Figure data in JSON:
===
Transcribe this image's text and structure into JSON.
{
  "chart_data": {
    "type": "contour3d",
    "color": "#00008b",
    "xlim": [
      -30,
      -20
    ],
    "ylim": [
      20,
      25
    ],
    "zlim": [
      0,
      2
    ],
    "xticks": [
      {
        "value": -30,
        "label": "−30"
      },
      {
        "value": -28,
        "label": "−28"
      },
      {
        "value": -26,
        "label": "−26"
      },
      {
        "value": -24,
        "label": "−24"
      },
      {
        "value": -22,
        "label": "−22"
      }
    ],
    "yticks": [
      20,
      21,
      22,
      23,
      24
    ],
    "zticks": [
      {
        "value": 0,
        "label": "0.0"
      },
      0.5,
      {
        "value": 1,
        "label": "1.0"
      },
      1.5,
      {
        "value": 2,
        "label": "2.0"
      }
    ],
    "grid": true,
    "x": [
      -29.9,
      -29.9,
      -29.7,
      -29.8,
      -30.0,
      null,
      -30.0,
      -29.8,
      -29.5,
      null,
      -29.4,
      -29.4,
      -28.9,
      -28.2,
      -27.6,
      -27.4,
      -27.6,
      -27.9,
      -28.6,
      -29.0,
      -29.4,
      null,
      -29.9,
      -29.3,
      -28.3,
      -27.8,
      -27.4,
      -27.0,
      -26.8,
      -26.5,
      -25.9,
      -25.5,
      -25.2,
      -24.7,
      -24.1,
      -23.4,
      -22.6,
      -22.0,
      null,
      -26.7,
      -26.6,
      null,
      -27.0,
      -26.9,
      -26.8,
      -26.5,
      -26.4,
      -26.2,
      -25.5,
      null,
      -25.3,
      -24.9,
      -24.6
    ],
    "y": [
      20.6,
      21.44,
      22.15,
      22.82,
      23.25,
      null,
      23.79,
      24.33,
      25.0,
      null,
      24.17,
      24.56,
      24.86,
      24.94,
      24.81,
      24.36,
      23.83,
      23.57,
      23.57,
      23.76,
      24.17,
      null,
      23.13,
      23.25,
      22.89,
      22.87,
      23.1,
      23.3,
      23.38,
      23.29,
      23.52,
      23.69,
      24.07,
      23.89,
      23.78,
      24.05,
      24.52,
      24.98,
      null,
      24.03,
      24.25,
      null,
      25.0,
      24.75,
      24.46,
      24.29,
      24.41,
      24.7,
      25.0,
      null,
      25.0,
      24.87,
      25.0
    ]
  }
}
===
**Challenge**
Restate the data above exactly, keeping each word as it stands.

**Answer below**
Transcribe this image's text and structure into JSON.
{
  "chart_data": {
    "type": "contour3d",
    "color": "#00008b",
    "xlim": [
      -30,
      -20
    ],
    "ylim": [
      20,
      25
    ],
    "zlim": [
      0,
      2
    ],
    "xticks": [
      {
        "value": -30,
        "label": "−30"
      },
      {
        "value": -28,
        "label": "−28"
      },
      {
        "value": -26,
        "label": "−26"
      },
      {
        "value": -24,
        "label": "−24"
      },
      {
        "value": -22,
        "label": "−22"
      }
    ],
    "yticks": [
      20,
      21,
      22,
      23,
      24
    ],
    "zticks": [
      {
        "value": 0,
        "label": "0.0"
      },
      0.5,
      {
        "value": 1,
        "label": "1.0"
      },
      1.5,
      {
        "value": 2,
        "label": "2.0"
      }
    ],
    "grid": true,
    "x": [
      -29.9,
      -29.9,
      -29.7,
      -29.8,
      -30.0,
      null,
      -30.0,
      -29.8,
      -29.5,
      null,
      -29.4,
      -29.4,
      -28.9,
      -28.2,
      -27.6,
      -27.4,
      -27.6,
      -27.9,
      -28.6,
      -29.0,
      -29.4,
      null,
      -29.9,
      -29.3,
      -28.3,
      -27.8,
      -27.4,
      -27.0,
      -26.8,
      -26.5,
      -25.9,
      -25.5,
      -25.2,
      -24.7,
      -24.1,
      -23.4,
      -22.6,
      -22.0,
      null,
      -26.7,
      -26.6,
      null,
      -27.0,
      -26.9,
      -26.8,
      -26.5,
      -26.4,
      -26.2,
      -25.5,
      null,
      -25.3,
      -24.9,
      -24.6
    ],
    "y": [
      20.6,
      21.44,
      22.15,
      22.82,
      23.25,
      null,
      23.79,
      24.33,
      25.0,
      null,
      24.17,
      24.56,
      24.86,
      24.94,
      24.81,
      24.36,
      23.83,
      23.57,
      23.57,
      23.76,
      24.17,
      null,
      23.13,
      23.25,
      22.89,
      22.87,
      23.1,
      23.3,
      23.38,
      23.29,
      23.52,
      23.69,
      24.07,
      23.89,
      23.78,
      24.05,
      24.52,
      24.98,
      null,
      24.03,
      24.25,
      null,
      25.0,
      24.75,
      24.46,
      24.29,
      24.41,
      24.7,
      25.0,
      null,
      25.0,
      24.87,
      25.0
    ]
  }
}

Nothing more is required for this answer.